» **EXERCISE PROMPT**: Do not copy the pictures; transcribe all other material exactly.

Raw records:
>>>>

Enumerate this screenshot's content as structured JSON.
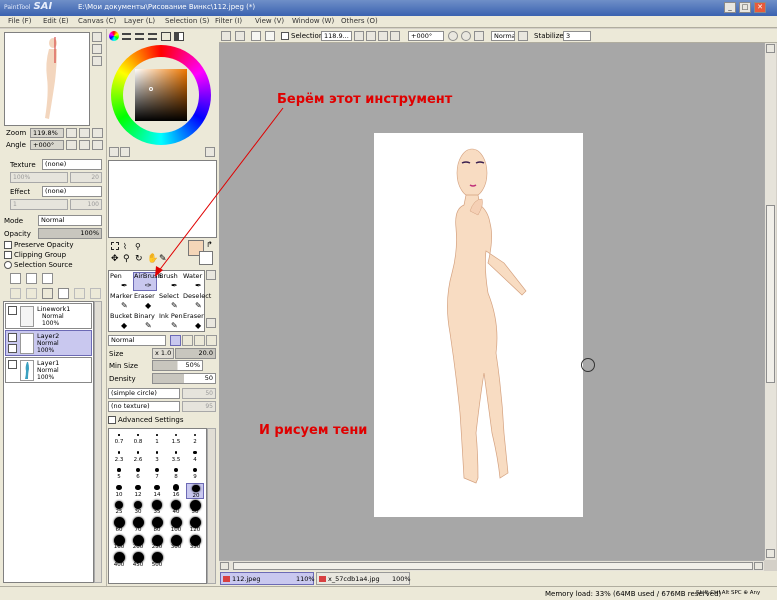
{
  "title_bar": {
    "logo_small": "PaintTool",
    "logo": "SAI",
    "window_title": "E:\\Мои документы\\Рисование Винкс\\112.jpeg (*)",
    "min": "_",
    "max": "□",
    "close": "✕"
  },
  "menu": [
    "File (F)",
    "Edit (E)",
    "Canvas (C)",
    "Layer (L)",
    "Selection (S)",
    "Filter (I)",
    "View (V)",
    "Window (W)",
    "Others (O)"
  ],
  "navigator": {
    "zoom_label": "Zoom",
    "zoom_value": "119.8%",
    "angle_label": "Angle",
    "angle_value": "+000°"
  },
  "layer_props": {
    "texture_label": "Texture",
    "texture_value": "(none)",
    "scale_label": "Scale",
    "scale_value": "100%",
    "scale_num": "20",
    "effect_label": "Effect",
    "effect_value": "(none)",
    "width_label": "Width",
    "width_value": "1",
    "width_num": "100",
    "mode_label": "Mode",
    "mode_value": "Normal",
    "opacity_label": "Opacity",
    "opacity_value": "100%",
    "preserve_opacity": "Preserve Opacity",
    "clipping_group": "Clipping Group",
    "selection_source": "Selection Source"
  },
  "layers": [
    {
      "name": "Linework1",
      "mode": "Normal",
      "opacity": "100%"
    },
    {
      "name": "Layer2",
      "mode": "Normal",
      "opacity": "100%"
    },
    {
      "name": "Layer1",
      "mode": "Normal",
      "opacity": "100%"
    }
  ],
  "tools": [
    {
      "label": "Pen"
    },
    {
      "label": "AirBrush"
    },
    {
      "label": "Brush"
    },
    {
      "label": "Water"
    },
    {
      "label": "Marker"
    },
    {
      "label": "Eraser"
    },
    {
      "label": "Select"
    },
    {
      "label": "Deselect"
    },
    {
      "label": "Bucket"
    },
    {
      "label": "Binary"
    },
    {
      "label": "Ink Pen"
    },
    {
      "label": "Eraser"
    }
  ],
  "brush_settings": {
    "mode": "Normal",
    "size_label": "Size",
    "size_mult": "x 1.0",
    "size_value": "20.0",
    "minsize_label": "Min Size",
    "minsize_value": "50%",
    "density_label": "Density",
    "density_value": "50",
    "shape": "(simple circle)",
    "shape_num": "50",
    "texture": "(no texture)",
    "texture_num": "95",
    "advanced": "Advanced Settings"
  },
  "brush_sizes": [
    "0.7",
    "0.8",
    "1",
    "1.5",
    "2",
    "2.3",
    "2.6",
    "3",
    "3.5",
    "4",
    "5",
    "6",
    "7",
    "8",
    "9",
    "10",
    "12",
    "14",
    "16",
    "20",
    "25",
    "30",
    "35",
    "40",
    "50",
    "60",
    "70",
    "80",
    "100",
    "120",
    "160",
    "200",
    "250",
    "300",
    "350",
    "400",
    "450",
    "500"
  ],
  "toolbar": {
    "selection_label": "Selection",
    "zoom_value": "118.9...",
    "angle_value": "+000°",
    "mode_value": "Normal",
    "stabilizer_label": "Stabilizer",
    "stabilizer_value": "3"
  },
  "annotations": {
    "tool_note": "Берём этот инструмент",
    "shade_note": "И рисуем тени"
  },
  "tabs": [
    {
      "name": "112.jpeg",
      "zoom": "110%"
    },
    {
      "name": "x_57cdb1a4.jpg",
      "zoom": "100%"
    }
  ],
  "status": {
    "memory": "Memory load: 33% (64MB used / 676MB reserved)",
    "keys": "Shift Ctrl Alt SPC ⊕ Any"
  },
  "colors": {
    "accent": "#3a62b0",
    "selected_layer": "#c9c8ef",
    "annotation": "#e00000",
    "primary_color": "#f5d6b8"
  }
}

<<<<

» **REPLY TO THE EXERCISE**:
Enumerate this screenshot's content as structured JSON.
{
  "title_bar": {
    "logo_small": "PaintTool",
    "logo": "SAI",
    "window_title": "E:\\Мои документы\\Рисование Винкс\\112.jpeg (*)",
    "min": "_",
    "max": "□",
    "close": "✕"
  },
  "menu": [
    "File (F)",
    "Edit (E)",
    "Canvas (C)",
    "Layer (L)",
    "Selection (S)",
    "Filter (I)",
    "View (V)",
    "Window (W)",
    "Others (O)"
  ],
  "navigator": {
    "zoom_label": "Zoom",
    "zoom_value": "119.8%",
    "angle_label": "Angle",
    "angle_value": "+000°"
  },
  "layer_props": {
    "texture_label": "Texture",
    "texture_value": "(none)",
    "scale_label": "Scale",
    "scale_value": "100%",
    "scale_num": "20",
    "effect_label": "Effect",
    "effect_value": "(none)",
    "width_label": "Width",
    "width_value": "1",
    "width_num": "100",
    "mode_label": "Mode",
    "mode_value": "Normal",
    "opacity_label": "Opacity",
    "opacity_value": "100%",
    "preserve_opacity": "Preserve Opacity",
    "clipping_group": "Clipping Group",
    "selection_source": "Selection Source"
  },
  "layers": [
    {
      "name": "Linework1",
      "mode": "Normal",
      "opacity": "100%"
    },
    {
      "name": "Layer2",
      "mode": "Normal",
      "opacity": "100%"
    },
    {
      "name": "Layer1",
      "mode": "Normal",
      "opacity": "100%"
    }
  ],
  "tools": [
    {
      "label": "Pen"
    },
    {
      "label": "AirBrush"
    },
    {
      "label": "Brush"
    },
    {
      "label": "Water"
    },
    {
      "label": "Marker"
    },
    {
      "label": "Eraser"
    },
    {
      "label": "Select"
    },
    {
      "label": "Deselect"
    },
    {
      "label": "Bucket"
    },
    {
      "label": "Binary"
    },
    {
      "label": "Ink Pen"
    },
    {
      "label": "Eraser"
    }
  ],
  "brush_settings": {
    "mode": "Normal",
    "size_label": "Size",
    "size_mult": "x 1.0",
    "size_value": "20.0",
    "minsize_label": "Min Size",
    "minsize_value": "50%",
    "density_label": "Density",
    "density_value": "50",
    "shape": "(simple circle)",
    "shape_num": "50",
    "texture": "(no texture)",
    "texture_num": "95",
    "advanced": "Advanced Settings"
  },
  "brush_sizes": [
    "0.7",
    "0.8",
    "1",
    "1.5",
    "2",
    "2.3",
    "2.6",
    "3",
    "3.5",
    "4",
    "5",
    "6",
    "7",
    "8",
    "9",
    "10",
    "12",
    "14",
    "16",
    "20",
    "25",
    "30",
    "35",
    "40",
    "50",
    "60",
    "70",
    "80",
    "100",
    "120",
    "160",
    "200",
    "250",
    "300",
    "350",
    "400",
    "450",
    "500"
  ],
  "toolbar": {
    "selection_label": "Selection",
    "zoom_value": "118.9...",
    "angle_value": "+000°",
    "mode_value": "Normal",
    "stabilizer_label": "Stabilizer",
    "stabilizer_value": "3"
  },
  "annotations": {
    "tool_note": "Берём этот инструмент",
    "shade_note": "И рисуем тени"
  },
  "tabs": [
    {
      "name": "112.jpeg",
      "zoom": "110%"
    },
    {
      "name": "x_57cdb1a4.jpg",
      "zoom": "100%"
    }
  ],
  "status": {
    "memory": "Memory load: 33% (64MB used / 676MB reserved)",
    "keys": "Shift Ctrl Alt SPC ⊕ Any"
  },
  "colors": {
    "accent": "#3a62b0",
    "selected_layer": "#c9c8ef",
    "annotation": "#e00000",
    "primary_color": "#f5d6b8"
  }
}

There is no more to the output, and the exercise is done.